» TASK REQUIREMENTS
Search the material below for the word "band" and copy every line in which it occurs.

» RECORD EXCERPTS
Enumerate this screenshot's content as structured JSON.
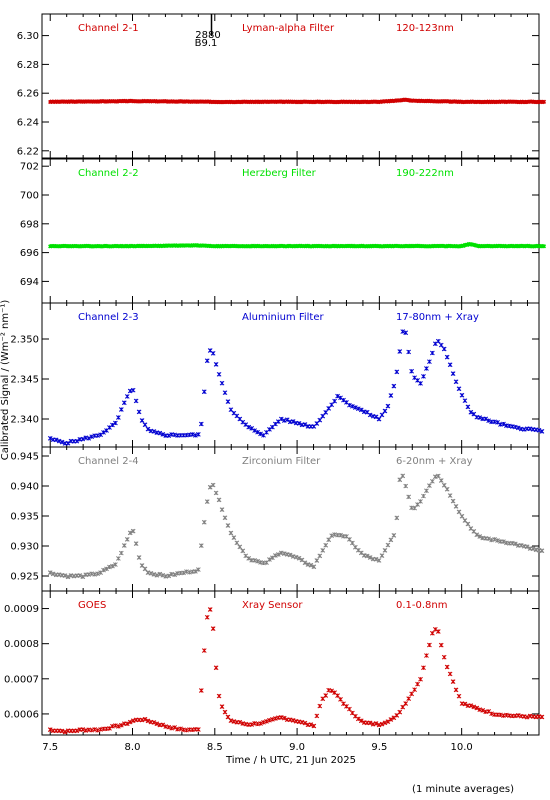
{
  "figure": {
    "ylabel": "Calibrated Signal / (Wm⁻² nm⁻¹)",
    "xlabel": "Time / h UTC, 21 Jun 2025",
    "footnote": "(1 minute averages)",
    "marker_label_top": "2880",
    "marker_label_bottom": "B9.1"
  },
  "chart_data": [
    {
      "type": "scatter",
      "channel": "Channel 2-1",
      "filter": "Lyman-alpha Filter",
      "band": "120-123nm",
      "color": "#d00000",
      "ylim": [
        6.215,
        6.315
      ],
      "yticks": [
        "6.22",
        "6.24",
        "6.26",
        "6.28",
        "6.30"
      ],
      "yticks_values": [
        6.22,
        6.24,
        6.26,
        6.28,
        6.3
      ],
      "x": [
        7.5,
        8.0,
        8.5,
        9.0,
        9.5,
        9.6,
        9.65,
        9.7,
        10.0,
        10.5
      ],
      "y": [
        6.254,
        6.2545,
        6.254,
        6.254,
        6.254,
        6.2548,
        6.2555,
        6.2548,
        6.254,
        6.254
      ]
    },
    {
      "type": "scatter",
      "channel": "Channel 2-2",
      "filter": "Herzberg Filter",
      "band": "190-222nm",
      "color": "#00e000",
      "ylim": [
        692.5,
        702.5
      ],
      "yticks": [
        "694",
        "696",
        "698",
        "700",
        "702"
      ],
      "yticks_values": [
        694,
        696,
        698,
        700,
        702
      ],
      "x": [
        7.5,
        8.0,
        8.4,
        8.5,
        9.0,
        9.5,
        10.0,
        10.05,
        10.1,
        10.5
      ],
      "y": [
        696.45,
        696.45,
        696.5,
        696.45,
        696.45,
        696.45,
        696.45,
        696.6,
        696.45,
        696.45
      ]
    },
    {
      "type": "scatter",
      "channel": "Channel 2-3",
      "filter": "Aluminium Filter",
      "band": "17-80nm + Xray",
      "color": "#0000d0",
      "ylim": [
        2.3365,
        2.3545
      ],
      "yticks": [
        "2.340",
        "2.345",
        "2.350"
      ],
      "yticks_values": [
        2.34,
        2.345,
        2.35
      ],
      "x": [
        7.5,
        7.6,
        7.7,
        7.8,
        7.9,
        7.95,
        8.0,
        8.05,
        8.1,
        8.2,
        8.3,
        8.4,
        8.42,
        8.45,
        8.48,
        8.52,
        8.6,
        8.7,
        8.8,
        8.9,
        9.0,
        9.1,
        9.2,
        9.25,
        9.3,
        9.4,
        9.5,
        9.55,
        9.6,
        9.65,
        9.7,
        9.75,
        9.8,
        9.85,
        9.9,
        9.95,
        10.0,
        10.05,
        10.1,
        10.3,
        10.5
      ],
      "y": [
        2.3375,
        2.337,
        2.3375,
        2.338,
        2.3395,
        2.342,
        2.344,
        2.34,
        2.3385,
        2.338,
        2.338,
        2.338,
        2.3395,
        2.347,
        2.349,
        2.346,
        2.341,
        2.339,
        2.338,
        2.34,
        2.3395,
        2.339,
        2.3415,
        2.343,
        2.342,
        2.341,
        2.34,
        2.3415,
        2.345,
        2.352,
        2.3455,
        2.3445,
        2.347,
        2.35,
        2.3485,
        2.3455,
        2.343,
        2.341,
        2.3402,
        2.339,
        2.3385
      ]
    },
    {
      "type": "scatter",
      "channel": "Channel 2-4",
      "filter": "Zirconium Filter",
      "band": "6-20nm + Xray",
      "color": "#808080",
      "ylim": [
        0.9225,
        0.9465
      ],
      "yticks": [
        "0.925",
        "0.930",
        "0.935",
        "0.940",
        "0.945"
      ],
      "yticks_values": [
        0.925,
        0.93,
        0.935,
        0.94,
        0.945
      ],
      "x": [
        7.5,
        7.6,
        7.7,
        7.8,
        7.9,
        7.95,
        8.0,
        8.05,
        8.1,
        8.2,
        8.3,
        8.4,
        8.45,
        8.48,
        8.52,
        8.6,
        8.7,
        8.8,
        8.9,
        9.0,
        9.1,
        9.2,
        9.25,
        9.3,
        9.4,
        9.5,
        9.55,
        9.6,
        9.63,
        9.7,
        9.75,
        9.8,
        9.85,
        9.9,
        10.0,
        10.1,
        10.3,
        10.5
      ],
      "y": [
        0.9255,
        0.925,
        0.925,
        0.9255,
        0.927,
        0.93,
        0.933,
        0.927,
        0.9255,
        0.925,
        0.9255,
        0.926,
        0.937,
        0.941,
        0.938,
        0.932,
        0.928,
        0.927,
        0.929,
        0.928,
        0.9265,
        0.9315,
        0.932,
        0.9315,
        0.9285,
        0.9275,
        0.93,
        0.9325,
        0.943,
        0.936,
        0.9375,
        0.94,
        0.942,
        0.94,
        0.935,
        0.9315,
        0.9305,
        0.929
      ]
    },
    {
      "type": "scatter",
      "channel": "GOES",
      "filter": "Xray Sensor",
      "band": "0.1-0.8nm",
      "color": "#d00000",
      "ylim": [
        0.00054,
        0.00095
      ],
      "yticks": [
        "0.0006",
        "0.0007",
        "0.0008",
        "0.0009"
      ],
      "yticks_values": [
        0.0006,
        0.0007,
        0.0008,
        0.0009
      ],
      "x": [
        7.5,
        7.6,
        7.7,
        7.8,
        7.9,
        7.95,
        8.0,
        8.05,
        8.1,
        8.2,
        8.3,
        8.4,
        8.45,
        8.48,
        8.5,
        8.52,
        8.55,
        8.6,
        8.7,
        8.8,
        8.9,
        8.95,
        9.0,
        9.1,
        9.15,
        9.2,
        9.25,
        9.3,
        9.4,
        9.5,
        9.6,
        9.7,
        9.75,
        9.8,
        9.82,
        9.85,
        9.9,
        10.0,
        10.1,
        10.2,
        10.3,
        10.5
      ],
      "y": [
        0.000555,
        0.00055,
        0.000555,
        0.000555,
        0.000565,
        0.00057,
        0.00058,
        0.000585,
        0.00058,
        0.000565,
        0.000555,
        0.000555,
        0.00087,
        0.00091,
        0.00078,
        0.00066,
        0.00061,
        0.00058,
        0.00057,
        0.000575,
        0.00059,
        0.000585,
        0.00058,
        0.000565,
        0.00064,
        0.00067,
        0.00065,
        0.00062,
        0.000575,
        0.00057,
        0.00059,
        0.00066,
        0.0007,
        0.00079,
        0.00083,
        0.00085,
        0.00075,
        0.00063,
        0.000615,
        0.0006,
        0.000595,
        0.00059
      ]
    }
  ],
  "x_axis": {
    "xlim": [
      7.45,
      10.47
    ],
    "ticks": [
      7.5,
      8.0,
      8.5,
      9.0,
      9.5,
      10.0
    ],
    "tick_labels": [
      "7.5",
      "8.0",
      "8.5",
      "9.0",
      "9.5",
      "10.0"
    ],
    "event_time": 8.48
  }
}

» EXERCISE OUTPUT
      "band": "120-123nm",
      "band": "190-222nm",
      "band": "17-80nm + Xray",
      "band": "6-20nm + Xray",
      "band": "0.1-0.8nm",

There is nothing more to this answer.